* Start SUPPLIED INFORMATION *

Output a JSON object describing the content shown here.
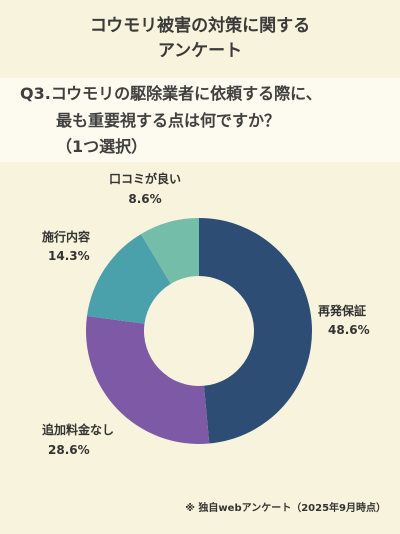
{
  "header": {
    "title_line1": "コウモリ被害の対策に関する",
    "title_line2": "アンケート"
  },
  "question": {
    "line1": "Q3.コウモリの駆除業者に依頼する際に、",
    "line2": "最も重要視する点は何ですか？",
    "line3": "（1つ選択）"
  },
  "chart_data": {
    "type": "pie",
    "donut": true,
    "categories": [
      "再発保証",
      "追加料金なし",
      "施行内容",
      "口コミが良い"
    ],
    "values": [
      48.6,
      28.6,
      14.3,
      8.6
    ],
    "value_labels": [
      "48.6%",
      "28.6%",
      "14.3%",
      "8.6%"
    ],
    "colors": [
      "#2e4d74",
      "#7e5aa6",
      "#4aa0ab",
      "#74bda8"
    ],
    "start_angle_deg": 0,
    "direction": "clockwise"
  },
  "footnote": "※ 独自webアンケート（2025年9月時点）"
}
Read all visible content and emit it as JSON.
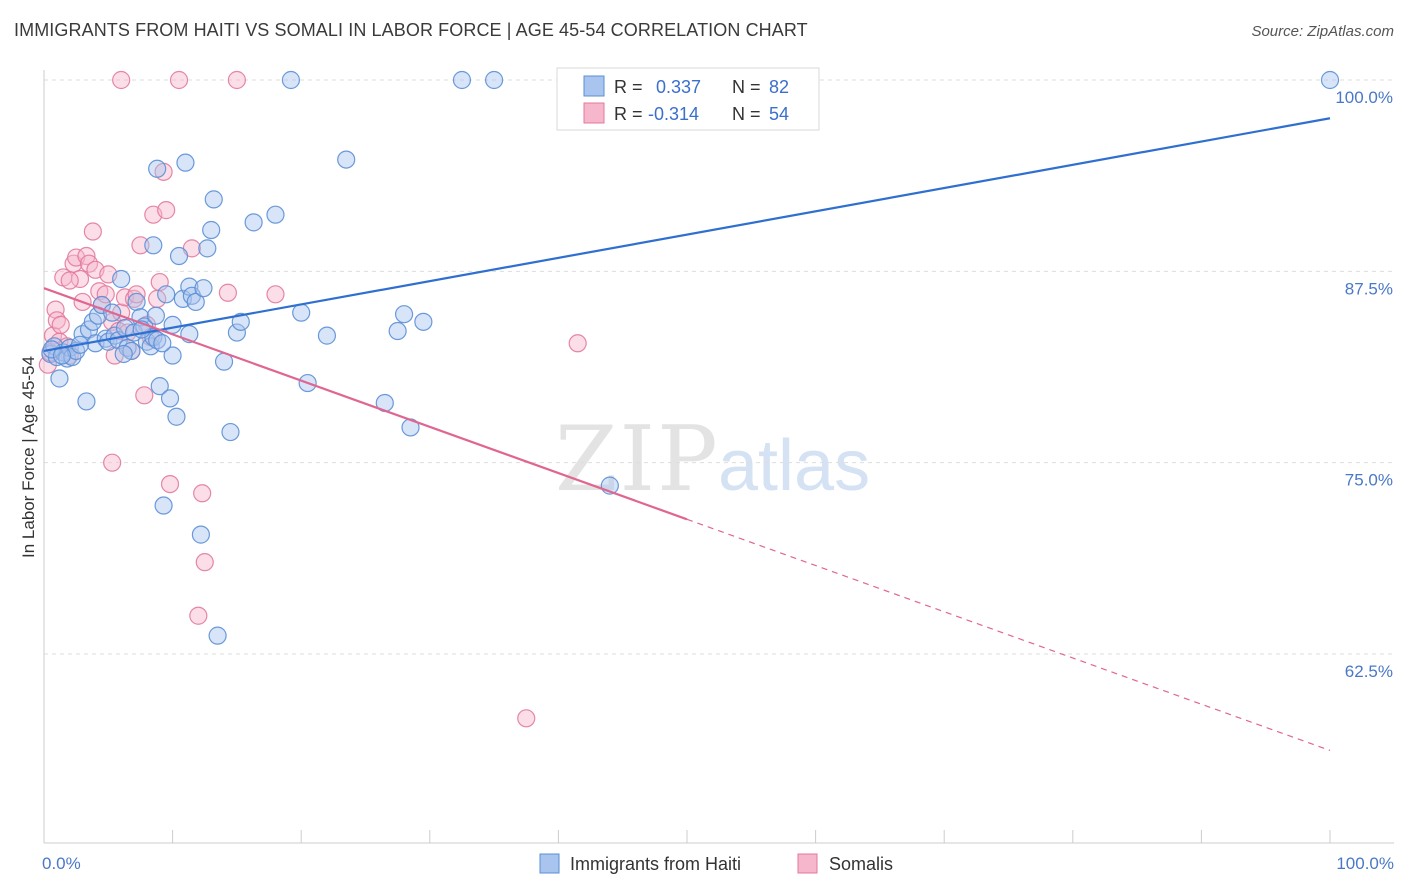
{
  "title": "IMMIGRANTS FROM HAITI VS SOMALI IN LABOR FORCE | AGE 45-54 CORRELATION CHART",
  "source": "Source: ZipAtlas.com",
  "watermark": {
    "zip": "ZIP",
    "atlas": "atlas"
  },
  "chart_data": {
    "type": "scatter",
    "xlabel": "",
    "ylabel": "In Labor Force | Age 45-54",
    "xlim": [
      0,
      100
    ],
    "ylim": [
      50,
      100
    ],
    "x_tick_labels": {
      "left": "0.0%",
      "right": "100.0%"
    },
    "y_ticks": [
      {
        "value": 100,
        "label": "100.0%"
      },
      {
        "value": 87.5,
        "label": "87.5%"
      },
      {
        "value": 75,
        "label": "75.0%"
      },
      {
        "value": 62.5,
        "label": "62.5%"
      }
    ],
    "legend": {
      "position": "top-center",
      "rows": [
        {
          "r_label": "R =",
          "r_value": "0.337",
          "n_label": "N =",
          "n_value": "82"
        },
        {
          "r_label": "R =",
          "r_value": "-0.314",
          "n_label": "N =",
          "n_value": "54"
        }
      ]
    },
    "bottom_legend": [
      "Immigrants from Haiti",
      "Somalis"
    ],
    "colors": {
      "haiti_fill": "#a9c4ee",
      "haiti_stroke": "#5b8fd6",
      "haiti_line": "#2f6fd0",
      "somali_fill": "#f6b6cb",
      "somali_stroke": "#e27a9c",
      "somali_line": "#e06691",
      "value_text": "#3a6fcc",
      "tick_text": "#4a78c8",
      "grid": "#dddddd"
    },
    "series": [
      {
        "name": "Immigrants from Haiti",
        "trend": {
          "x0": 0,
          "y0": 82.3,
          "x1": 100,
          "y1": 97.5,
          "dashed_from": null
        },
        "points": [
          [
            0.5,
            82.1
          ],
          [
            0.8,
            82.6
          ],
          [
            1.0,
            81.9
          ],
          [
            1.2,
            80.5
          ],
          [
            1.5,
            82.2
          ],
          [
            1.8,
            81.8
          ],
          [
            2.0,
            82.5
          ],
          [
            2.2,
            81.9
          ],
          [
            2.5,
            82.3
          ],
          [
            3.0,
            83.4
          ],
          [
            3.3,
            79.0
          ],
          [
            3.5,
            83.7
          ],
          [
            3.8,
            84.2
          ],
          [
            4.0,
            82.8
          ],
          [
            4.2,
            84.6
          ],
          [
            4.5,
            85.3
          ],
          [
            4.8,
            83.1
          ],
          [
            5.0,
            82.9
          ],
          [
            5.3,
            84.8
          ],
          [
            5.5,
            83.3
          ],
          [
            5.8,
            83.0
          ],
          [
            6.0,
            87.0
          ],
          [
            6.3,
            83.8
          ],
          [
            6.5,
            82.5
          ],
          [
            6.8,
            82.3
          ],
          [
            7.0,
            83.5
          ],
          [
            7.2,
            85.5
          ],
          [
            7.5,
            84.5
          ],
          [
            7.8,
            83.9
          ],
          [
            8.0,
            82.9
          ],
          [
            8.3,
            82.6
          ],
          [
            8.5,
            83.2
          ],
          [
            8.7,
            84.6
          ],
          [
            8.5,
            89.2
          ],
          [
            8.8,
            94.2
          ],
          [
            8.8,
            83.0
          ],
          [
            9.0,
            80.0
          ],
          [
            9.3,
            72.2
          ],
          [
            9.5,
            86.0
          ],
          [
            9.8,
            79.2
          ],
          [
            10.0,
            84.0
          ],
          [
            10.0,
            82.0
          ],
          [
            10.3,
            78.0
          ],
          [
            10.5,
            88.5
          ],
          [
            10.8,
            85.7
          ],
          [
            11.0,
            94.6
          ],
          [
            11.3,
            86.5
          ],
          [
            11.3,
            83.4
          ],
          [
            11.5,
            85.9
          ],
          [
            11.8,
            85.5
          ],
          [
            12.2,
            70.3
          ],
          [
            12.4,
            86.4
          ],
          [
            12.7,
            89.0
          ],
          [
            13.0,
            90.2
          ],
          [
            13.2,
            92.2
          ],
          [
            13.5,
            63.7
          ],
          [
            14.0,
            81.6
          ],
          [
            14.5,
            77.0
          ],
          [
            15.0,
            83.5
          ],
          [
            15.3,
            84.2
          ],
          [
            16.3,
            90.7
          ],
          [
            18.0,
            91.2
          ],
          [
            19.2,
            100
          ],
          [
            20.0,
            84.8
          ],
          [
            20.5,
            80.2
          ],
          [
            22.0,
            83.3
          ],
          [
            23.5,
            94.8
          ],
          [
            26.5,
            78.9
          ],
          [
            27.5,
            83.6
          ],
          [
            28.0,
            84.7
          ],
          [
            28.5,
            77.3
          ],
          [
            29.5,
            84.2
          ],
          [
            32.5,
            100
          ],
          [
            35.0,
            100
          ],
          [
            44.0,
            73.5
          ],
          [
            100,
            100
          ],
          [
            0.6,
            82.4
          ],
          [
            1.4,
            82.0
          ],
          [
            2.8,
            82.7
          ],
          [
            6.2,
            82.1
          ],
          [
            7.6,
            83.7
          ],
          [
            9.2,
            82.8
          ]
        ]
      },
      {
        "name": "Somalis",
        "trend": {
          "x0": 0,
          "y0": 86.4,
          "x1": 100,
          "y1": 56.2,
          "dashed_from": 50
        },
        "points": [
          [
            0.3,
            81.4
          ],
          [
            0.5,
            82.2
          ],
          [
            0.7,
            83.3
          ],
          [
            0.9,
            85.0
          ],
          [
            1.0,
            84.3
          ],
          [
            1.2,
            82.9
          ],
          [
            1.3,
            84.0
          ],
          [
            1.5,
            87.1
          ],
          [
            1.8,
            82.6
          ],
          [
            2.0,
            82.0
          ],
          [
            2.3,
            88.0
          ],
          [
            2.5,
            88.4
          ],
          [
            2.8,
            87.0
          ],
          [
            3.0,
            85.5
          ],
          [
            3.3,
            88.5
          ],
          [
            3.5,
            88.0
          ],
          [
            3.8,
            90.1
          ],
          [
            4.0,
            87.6
          ],
          [
            4.3,
            86.2
          ],
          [
            4.5,
            85.3
          ],
          [
            4.8,
            86.0
          ],
          [
            5.0,
            87.3
          ],
          [
            5.3,
            84.2
          ],
          [
            5.5,
            82.0
          ],
          [
            5.3,
            75.0
          ],
          [
            5.8,
            83.6
          ],
          [
            6.0,
            84.8
          ],
          [
            6.3,
            85.8
          ],
          [
            6.5,
            83.5
          ],
          [
            6.8,
            82.3
          ],
          [
            7.0,
            85.7
          ],
          [
            7.2,
            86.0
          ],
          [
            7.5,
            89.2
          ],
          [
            7.8,
            79.4
          ],
          [
            8.0,
            84.0
          ],
          [
            8.3,
            83.2
          ],
          [
            8.5,
            91.2
          ],
          [
            8.8,
            85.7
          ],
          [
            9.0,
            86.8
          ],
          [
            9.3,
            94.0
          ],
          [
            9.5,
            91.5
          ],
          [
            9.8,
            73.6
          ],
          [
            11.5,
            89.0
          ],
          [
            12.0,
            65.0
          ],
          [
            12.3,
            73.0
          ],
          [
            12.5,
            68.5
          ],
          [
            14.3,
            86.1
          ],
          [
            18.0,
            86.0
          ],
          [
            6.0,
            100
          ],
          [
            10.5,
            100
          ],
          [
            15.0,
            100
          ],
          [
            41.5,
            82.8
          ],
          [
            37.5,
            58.3
          ],
          [
            2.0,
            86.9
          ]
        ]
      }
    ]
  }
}
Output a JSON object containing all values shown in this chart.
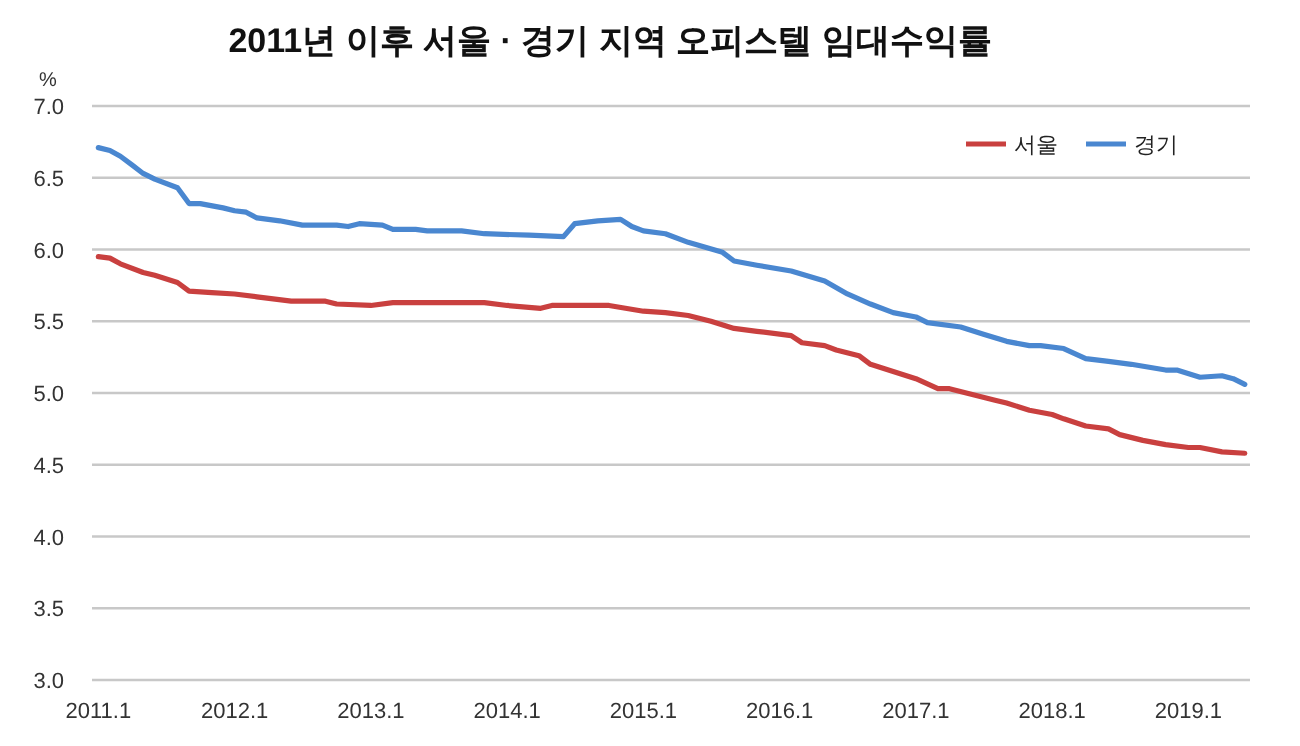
{
  "chart_data": {
    "type": "line",
    "title": "2011년 이후 서울 · 경기 지역 오피스텔 임대수익률",
    "ylabel": "%",
    "xlim": [
      "2010-12-15",
      "2019-06-15"
    ],
    "ylim": [
      3,
      7
    ],
    "xticks": [
      {
        "value": "2011-01",
        "label": "2011.1"
      },
      {
        "value": "2012-01",
        "label": "2012.1"
      },
      {
        "value": "2013-01",
        "label": "2013.1"
      },
      {
        "value": "2014-01",
        "label": "2014.1"
      },
      {
        "value": "2015-01",
        "label": "2015.1"
      },
      {
        "value": "2016-01",
        "label": "2016.1"
      },
      {
        "value": "2017-01",
        "label": "2017.1"
      },
      {
        "value": "2018-01",
        "label": "2018.1"
      },
      {
        "value": "2019-01",
        "label": "2019.1"
      }
    ],
    "yticks": [
      {
        "value": 3,
        "label": "3.0"
      },
      {
        "value": 3.5,
        "label": "3.5"
      },
      {
        "value": 4,
        "label": "4.0"
      },
      {
        "value": 4.5,
        "label": "4.5"
      },
      {
        "value": 5,
        "label": "5.0"
      },
      {
        "value": 5.5,
        "label": "5.5"
      },
      {
        "value": 6,
        "label": "6.0"
      },
      {
        "value": 6.5,
        "label": "6.5"
      },
      {
        "value": 7,
        "label": "7.0"
      }
    ],
    "grid": "y",
    "legend": "top right",
    "series": [
      {
        "name": "서울",
        "color": "#c9403f",
        "x": [
          "2011-01",
          "2011-02",
          "2011-03",
          "2011-05",
          "2011-06",
          "2011-08",
          "2011-09",
          "2011-11",
          "2012-01",
          "2012-03",
          "2012-06",
          "2012-09",
          "2012-10",
          "2013-01",
          "2013-03",
          "2013-05",
          "2013-11",
          "2014-01",
          "2014-04",
          "2014-05",
          "2014-10",
          "2015-01",
          "2015-03",
          "2015-05",
          "2015-07",
          "2015-09",
          "2015-11",
          "2016-02",
          "2016-03",
          "2016-05",
          "2016-06",
          "2016-08",
          "2016-09",
          "2016-11",
          "2017-01",
          "2017-03",
          "2017-04",
          "2017-06",
          "2017-08",
          "2017-09",
          "2017-11",
          "2018-01",
          "2018-02",
          "2018-04",
          "2018-06",
          "2018-07",
          "2018-09",
          "2018-11",
          "2019-01",
          "2019-02",
          "2019-04",
          "2019-06"
        ],
        "values": [
          5.95,
          5.94,
          5.9,
          5.84,
          5.82,
          5.77,
          5.71,
          5.7,
          5.69,
          5.67,
          5.64,
          5.64,
          5.62,
          5.61,
          5.63,
          5.63,
          5.63,
          5.61,
          5.59,
          5.61,
          5.61,
          5.57,
          5.56,
          5.54,
          5.5,
          5.45,
          5.43,
          5.4,
          5.35,
          5.33,
          5.3,
          5.26,
          5.2,
          5.15,
          5.1,
          5.03,
          5.03,
          4.99,
          4.95,
          4.93,
          4.88,
          4.85,
          4.82,
          4.77,
          4.75,
          4.71,
          4.67,
          4.64,
          4.62,
          4.62,
          4.59,
          4.58
        ]
      },
      {
        "name": "경기",
        "color": "#4a87d0",
        "x": [
          "2011-01",
          "2011-02",
          "2011-03",
          "2011-04",
          "2011-05",
          "2011-06",
          "2011-08",
          "2011-09",
          "2011-10",
          "2011-12",
          "2012-01",
          "2012-02",
          "2012-03",
          "2012-05",
          "2012-07",
          "2012-10",
          "2012-11",
          "2012-12",
          "2013-02",
          "2013-03",
          "2013-05",
          "2013-06",
          "2013-09",
          "2013-11",
          "2014-03",
          "2014-06",
          "2014-07",
          "2014-09",
          "2014-11",
          "2014-12",
          "2015-01",
          "2015-03",
          "2015-05",
          "2015-08",
          "2015-09",
          "2015-11",
          "2016-02",
          "2016-05",
          "2016-07",
          "2016-09",
          "2016-11",
          "2017-01",
          "2017-02",
          "2017-05",
          "2017-07",
          "2017-09",
          "2017-11",
          "2017-12",
          "2018-02",
          "2018-04",
          "2018-06",
          "2018-08",
          "2018-11",
          "2018-12",
          "2019-02",
          "2019-04",
          "2019-05",
          "2019-06"
        ],
        "values": [
          6.71,
          6.69,
          6.65,
          6.59,
          6.53,
          6.49,
          6.43,
          6.32,
          6.32,
          6.29,
          6.27,
          6.26,
          6.22,
          6.2,
          6.17,
          6.17,
          6.16,
          6.18,
          6.17,
          6.14,
          6.14,
          6.13,
          6.13,
          6.11,
          6.1,
          6.09,
          6.18,
          6.2,
          6.21,
          6.16,
          6.13,
          6.11,
          6.05,
          5.98,
          5.92,
          5.89,
          5.85,
          5.78,
          5.69,
          5.62,
          5.56,
          5.53,
          5.49,
          5.46,
          5.41,
          5.36,
          5.33,
          5.33,
          5.31,
          5.24,
          5.22,
          5.2,
          5.16,
          5.16,
          5.11,
          5.12,
          5.1,
          5.06
        ]
      }
    ]
  }
}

* End SUPPLIED INFORMATION *

## THE TASK
Find the lines that include the string "values", then copy each of them.

## REPLY
    "values": [
Output a JSON object containing all values shown in this chart.
        "values": [
        "values": [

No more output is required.